• _AIM_:
Filter the data for lines with the word "name", then copy every line so identified.

• _GIVEN DATA_:
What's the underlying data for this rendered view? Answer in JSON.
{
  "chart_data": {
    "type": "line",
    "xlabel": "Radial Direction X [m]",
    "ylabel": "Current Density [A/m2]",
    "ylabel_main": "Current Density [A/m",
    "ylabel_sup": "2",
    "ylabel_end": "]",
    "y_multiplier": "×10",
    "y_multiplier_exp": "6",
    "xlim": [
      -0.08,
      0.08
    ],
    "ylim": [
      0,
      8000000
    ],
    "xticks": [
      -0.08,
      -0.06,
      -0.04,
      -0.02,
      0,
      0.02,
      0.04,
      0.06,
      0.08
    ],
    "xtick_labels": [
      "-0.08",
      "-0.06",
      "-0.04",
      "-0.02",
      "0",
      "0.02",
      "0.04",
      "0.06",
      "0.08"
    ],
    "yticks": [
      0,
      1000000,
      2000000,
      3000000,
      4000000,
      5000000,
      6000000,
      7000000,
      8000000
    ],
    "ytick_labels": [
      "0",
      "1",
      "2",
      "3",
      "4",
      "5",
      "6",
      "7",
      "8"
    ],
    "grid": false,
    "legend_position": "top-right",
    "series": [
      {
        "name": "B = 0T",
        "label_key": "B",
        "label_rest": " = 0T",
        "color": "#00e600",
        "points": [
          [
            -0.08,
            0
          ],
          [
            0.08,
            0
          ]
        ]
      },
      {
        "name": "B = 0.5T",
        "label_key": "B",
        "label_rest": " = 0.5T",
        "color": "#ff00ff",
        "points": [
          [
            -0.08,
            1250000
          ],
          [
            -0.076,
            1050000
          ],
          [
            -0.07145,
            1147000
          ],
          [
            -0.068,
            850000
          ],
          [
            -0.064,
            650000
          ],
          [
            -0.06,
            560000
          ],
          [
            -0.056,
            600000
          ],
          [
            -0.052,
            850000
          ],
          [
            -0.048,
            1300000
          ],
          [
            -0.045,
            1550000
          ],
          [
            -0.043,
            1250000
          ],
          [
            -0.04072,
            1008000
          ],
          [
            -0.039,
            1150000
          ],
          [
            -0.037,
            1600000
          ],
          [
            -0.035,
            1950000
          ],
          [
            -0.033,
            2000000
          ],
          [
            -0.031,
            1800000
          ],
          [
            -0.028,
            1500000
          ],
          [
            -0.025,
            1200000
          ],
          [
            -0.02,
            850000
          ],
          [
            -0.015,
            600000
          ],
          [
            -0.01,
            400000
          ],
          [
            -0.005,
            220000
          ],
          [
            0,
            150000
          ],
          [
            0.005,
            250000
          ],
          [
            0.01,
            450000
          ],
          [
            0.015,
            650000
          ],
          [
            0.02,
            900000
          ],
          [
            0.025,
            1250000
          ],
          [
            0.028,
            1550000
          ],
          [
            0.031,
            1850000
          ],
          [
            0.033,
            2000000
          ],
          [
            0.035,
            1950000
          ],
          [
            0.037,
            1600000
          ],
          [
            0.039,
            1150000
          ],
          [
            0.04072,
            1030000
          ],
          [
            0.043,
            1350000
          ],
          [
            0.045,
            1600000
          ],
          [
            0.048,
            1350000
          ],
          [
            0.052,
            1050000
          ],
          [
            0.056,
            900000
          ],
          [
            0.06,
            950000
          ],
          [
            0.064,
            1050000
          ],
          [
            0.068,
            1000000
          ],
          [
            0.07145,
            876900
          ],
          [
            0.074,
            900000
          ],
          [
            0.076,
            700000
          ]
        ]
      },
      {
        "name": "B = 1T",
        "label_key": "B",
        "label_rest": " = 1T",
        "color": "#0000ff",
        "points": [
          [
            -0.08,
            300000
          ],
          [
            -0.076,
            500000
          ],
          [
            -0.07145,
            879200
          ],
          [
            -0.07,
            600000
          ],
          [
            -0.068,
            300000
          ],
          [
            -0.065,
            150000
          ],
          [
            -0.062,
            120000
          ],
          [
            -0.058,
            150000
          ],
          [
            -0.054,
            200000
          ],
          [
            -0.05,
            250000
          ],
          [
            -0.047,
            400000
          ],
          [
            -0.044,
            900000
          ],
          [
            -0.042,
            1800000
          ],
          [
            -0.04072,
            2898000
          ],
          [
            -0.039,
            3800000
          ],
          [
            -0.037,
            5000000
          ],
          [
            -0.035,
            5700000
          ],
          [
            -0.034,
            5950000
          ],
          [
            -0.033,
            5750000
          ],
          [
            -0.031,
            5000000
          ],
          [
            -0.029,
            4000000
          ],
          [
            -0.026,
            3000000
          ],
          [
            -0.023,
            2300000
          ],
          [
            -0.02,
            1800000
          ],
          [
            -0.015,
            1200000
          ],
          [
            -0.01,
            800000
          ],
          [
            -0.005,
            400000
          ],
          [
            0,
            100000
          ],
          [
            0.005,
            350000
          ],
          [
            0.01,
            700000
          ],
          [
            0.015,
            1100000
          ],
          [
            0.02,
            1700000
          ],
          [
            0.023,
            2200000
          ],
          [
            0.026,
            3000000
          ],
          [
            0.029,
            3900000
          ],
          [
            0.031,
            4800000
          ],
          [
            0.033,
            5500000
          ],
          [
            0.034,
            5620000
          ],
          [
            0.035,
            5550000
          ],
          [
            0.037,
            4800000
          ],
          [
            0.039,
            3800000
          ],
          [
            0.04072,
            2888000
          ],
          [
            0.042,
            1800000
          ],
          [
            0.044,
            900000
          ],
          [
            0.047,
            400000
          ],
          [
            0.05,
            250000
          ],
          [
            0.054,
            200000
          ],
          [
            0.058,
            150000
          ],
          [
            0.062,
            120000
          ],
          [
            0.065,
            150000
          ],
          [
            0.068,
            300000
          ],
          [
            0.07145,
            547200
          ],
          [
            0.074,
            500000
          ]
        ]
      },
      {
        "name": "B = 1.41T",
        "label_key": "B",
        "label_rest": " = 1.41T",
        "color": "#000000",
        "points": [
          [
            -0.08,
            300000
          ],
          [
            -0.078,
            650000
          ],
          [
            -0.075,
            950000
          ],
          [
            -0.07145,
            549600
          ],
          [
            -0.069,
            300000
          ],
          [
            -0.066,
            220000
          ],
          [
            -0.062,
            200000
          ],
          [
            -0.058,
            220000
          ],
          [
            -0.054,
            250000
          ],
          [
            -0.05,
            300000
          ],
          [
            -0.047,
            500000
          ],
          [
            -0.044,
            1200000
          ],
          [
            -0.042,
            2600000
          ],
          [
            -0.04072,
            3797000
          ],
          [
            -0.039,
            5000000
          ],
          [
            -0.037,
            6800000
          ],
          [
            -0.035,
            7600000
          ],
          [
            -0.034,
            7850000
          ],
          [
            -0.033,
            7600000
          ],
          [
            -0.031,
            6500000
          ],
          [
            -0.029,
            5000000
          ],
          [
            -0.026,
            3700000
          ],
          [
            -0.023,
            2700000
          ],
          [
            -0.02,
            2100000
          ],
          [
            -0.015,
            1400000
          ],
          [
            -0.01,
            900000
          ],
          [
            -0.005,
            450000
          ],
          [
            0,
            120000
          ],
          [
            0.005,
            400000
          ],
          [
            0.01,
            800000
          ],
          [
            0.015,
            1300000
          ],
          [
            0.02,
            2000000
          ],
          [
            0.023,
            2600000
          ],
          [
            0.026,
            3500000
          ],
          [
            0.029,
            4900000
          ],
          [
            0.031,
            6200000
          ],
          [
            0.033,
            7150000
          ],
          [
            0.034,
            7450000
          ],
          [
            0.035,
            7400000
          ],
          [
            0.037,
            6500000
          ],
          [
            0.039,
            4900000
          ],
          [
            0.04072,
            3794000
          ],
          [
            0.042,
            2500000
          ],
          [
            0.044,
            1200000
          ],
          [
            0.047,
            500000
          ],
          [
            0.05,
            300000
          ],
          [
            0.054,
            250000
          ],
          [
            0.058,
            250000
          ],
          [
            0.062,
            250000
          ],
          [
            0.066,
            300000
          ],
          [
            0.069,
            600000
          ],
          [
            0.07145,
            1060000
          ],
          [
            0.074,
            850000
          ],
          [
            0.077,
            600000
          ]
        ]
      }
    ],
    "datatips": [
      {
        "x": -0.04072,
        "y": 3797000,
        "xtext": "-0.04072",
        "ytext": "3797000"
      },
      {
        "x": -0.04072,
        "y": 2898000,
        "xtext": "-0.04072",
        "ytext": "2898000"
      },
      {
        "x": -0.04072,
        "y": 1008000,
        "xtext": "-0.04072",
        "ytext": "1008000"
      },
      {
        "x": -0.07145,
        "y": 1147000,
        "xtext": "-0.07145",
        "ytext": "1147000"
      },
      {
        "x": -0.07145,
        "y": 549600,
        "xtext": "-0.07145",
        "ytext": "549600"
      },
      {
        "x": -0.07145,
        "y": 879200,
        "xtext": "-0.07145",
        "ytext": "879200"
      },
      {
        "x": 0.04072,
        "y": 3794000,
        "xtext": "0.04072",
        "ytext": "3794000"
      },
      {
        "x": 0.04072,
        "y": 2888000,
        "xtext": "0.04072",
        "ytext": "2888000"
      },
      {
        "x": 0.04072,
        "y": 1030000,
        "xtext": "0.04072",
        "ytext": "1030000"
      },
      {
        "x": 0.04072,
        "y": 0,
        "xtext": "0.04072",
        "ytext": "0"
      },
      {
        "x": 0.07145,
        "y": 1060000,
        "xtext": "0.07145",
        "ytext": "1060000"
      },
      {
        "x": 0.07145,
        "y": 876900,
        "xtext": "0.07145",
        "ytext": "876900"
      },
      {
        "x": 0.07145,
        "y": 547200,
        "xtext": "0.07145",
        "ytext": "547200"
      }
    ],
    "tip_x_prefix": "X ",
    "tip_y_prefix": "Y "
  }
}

• _RESPONSE_:
        "name": "B = 0T",
        "name": "B = 0.5T",
        "name": "B = 1T",
        "name": "B = 1.41T",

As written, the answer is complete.